EXERCISE DETAILS:
Please put the data between the lines holding "789, 277, 805]" and "59, 459, 75]", inclusive, into a Markdown table with the columns Row and Entry, numbering each line and leaving out blank lines.

——

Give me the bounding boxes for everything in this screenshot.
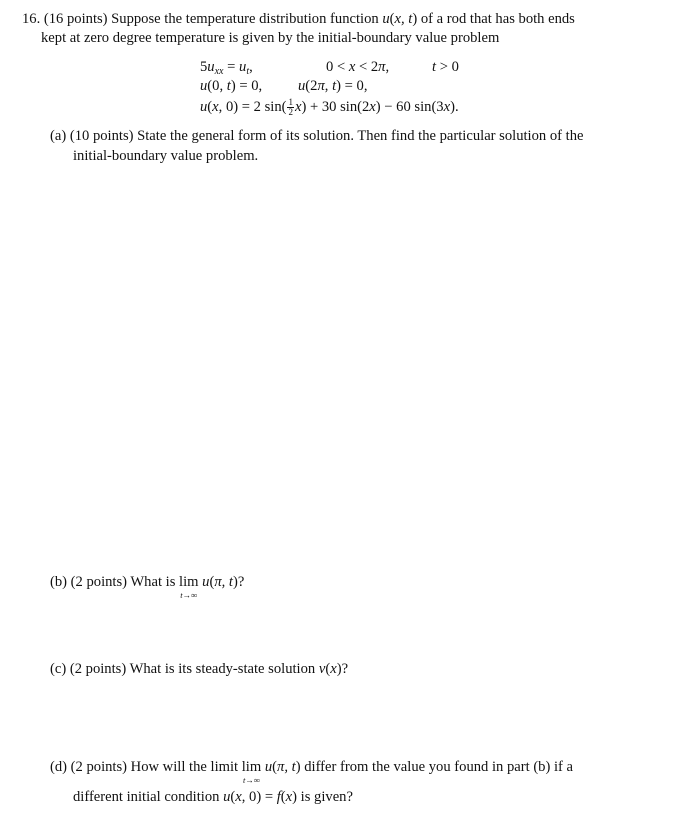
text-segment: , 0) =	[241, 789, 277, 805]
math-segment: f	[276, 789, 281, 805]
text-segment: (0,	[207, 78, 227, 94]
part-a-line-1	[50, 127, 584, 145]
math-segment: x	[443, 99, 451, 115]
text-segment: > 0	[436, 59, 459, 75]
text-segment: (b) (2 points) What is	[50, 574, 180, 590]
text-segment: (2	[305, 78, 318, 94]
text-segment: ,	[324, 78, 333, 94]
limit-operator	[179, 573, 199, 600]
text-segment: (c) (2 points) What is its steady-state solution	[50, 661, 319, 677]
text-segment: ) + 30 sin(2	[301, 99, 370, 115]
limit-subscript: t→∞	[243, 775, 260, 785]
math-segment: π, t	[277, 759, 296, 775]
problem-statement-line-1	[22, 10, 575, 28]
math-segment: u	[223, 789, 231, 805]
math-segment: π	[378, 59, 386, 75]
math-segment: u	[239, 59, 247, 75]
time-condition	[432, 58, 459, 76]
math-segment: xx	[214, 66, 224, 77]
problem-statement-line-2	[41, 29, 499, 47]
limit-operator	[241, 758, 262, 785]
text-segment: < 2	[355, 59, 379, 75]
fraction-numerator: 1	[288, 97, 293, 107]
text-segment: kept at zero degree temperature is given by the initial-boundary value problem	[41, 30, 500, 46]
math-segment: x, t	[394, 11, 413, 27]
text-segment: (	[272, 759, 278, 775]
text-segment: ) differ from the value you found in part (b) if a	[295, 759, 574, 775]
math-segment: u	[264, 759, 273, 775]
math-segment: x	[369, 99, 376, 115]
math-segment: t	[246, 66, 250, 77]
text-segment: different initial condition	[73, 789, 224, 805]
boundary-condition-right	[298, 77, 367, 95]
math-segment: t	[432, 59, 437, 75]
text-segment: 5	[200, 59, 208, 75]
part-c-question	[50, 660, 348, 678]
text-segment: initial-boundary value problem.	[73, 148, 259, 164]
text-segment: ) = 0,	[336, 78, 368, 94]
initial-condition	[200, 97, 459, 117]
part-d-line-1	[50, 758, 574, 785]
math-segment: x	[212, 99, 219, 115]
text-segment: (	[389, 11, 395, 27]
part-a-line-2	[73, 147, 258, 165]
domain-condition	[326, 58, 389, 76]
text-segment: ) of a rod that has both ends	[412, 11, 575, 27]
text-segment: 0 <	[326, 59, 349, 75]
limit-label: lim	[241, 759, 262, 775]
math-segment: t	[226, 78, 231, 94]
math-segment: x	[285, 789, 293, 805]
text-segment: (	[209, 574, 215, 590]
boundary-condition-left	[200, 77, 262, 95]
math-segment: x	[348, 59, 356, 75]
text-segment: , 0) = 2 sin(	[218, 99, 287, 115]
fraction-one-half	[287, 98, 294, 117]
text-segment: ) − 60 sin(3	[375, 99, 444, 115]
math-segment: x	[235, 789, 242, 805]
text-segment: (	[207, 99, 213, 115]
text-segment: 16. (16 points) Suppose the temperature distribution function	[22, 11, 383, 27]
math-segment: x	[294, 99, 302, 115]
text-segment: =	[223, 59, 240, 75]
text-segment: (d) (2 points) How will the limit	[50, 759, 242, 775]
text-segment: ,	[385, 59, 390, 75]
part-b-question	[50, 573, 245, 600]
text-segment: ,	[249, 59, 253, 75]
text-segment: (	[325, 661, 331, 677]
math-segment: u	[298, 78, 306, 94]
text-segment: ) is given?	[292, 789, 353, 805]
math-segment: u	[200, 99, 208, 115]
math-segment: u	[200, 78, 208, 94]
limit-label: lim	[179, 574, 199, 590]
text-segment: (	[280, 789, 286, 805]
math-segment: u	[207, 59, 215, 75]
part-d-line-2	[73, 788, 353, 806]
math-segment: v	[318, 661, 326, 677]
text-segment: ).	[450, 99, 459, 115]
text-segment: ) = 0,	[230, 78, 263, 94]
text-segment: )?	[233, 574, 245, 590]
pde-equation	[200, 58, 253, 76]
math-segment: x	[330, 661, 337, 677]
limit-subscript: t→∞	[180, 590, 198, 600]
math-segment: t	[332, 78, 337, 94]
math-segment: π, t	[214, 574, 233, 590]
text-segment: (a) (10 points) State the general form of its solution. Then find the particular solution of the	[50, 128, 584, 144]
math-segment: u	[382, 11, 390, 27]
math-segment: u	[202, 574, 210, 590]
text-segment: )?	[336, 661, 349, 677]
text-segment: (	[230, 789, 236, 805]
fraction-denominator: 2	[288, 107, 293, 117]
math-segment: π	[317, 78, 325, 94]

——

SOLUTION:
| Row | Entry |
|---|---|
| 1 | text-segment: , 0) =	[241, 789, 277, 805] |
| 2 | math-segment: f	[276, 789, 281, 805] |
| 3 | text-segment: (0,	[207, 78, 227, 94] |
| 4 | part-a-line-1	[50, 127, 584, 145] |
| 5 | math-segment: x	[443, 99, 451, 115] |
| 6 | text-segment: > 0	[436, 59, 459, 75] |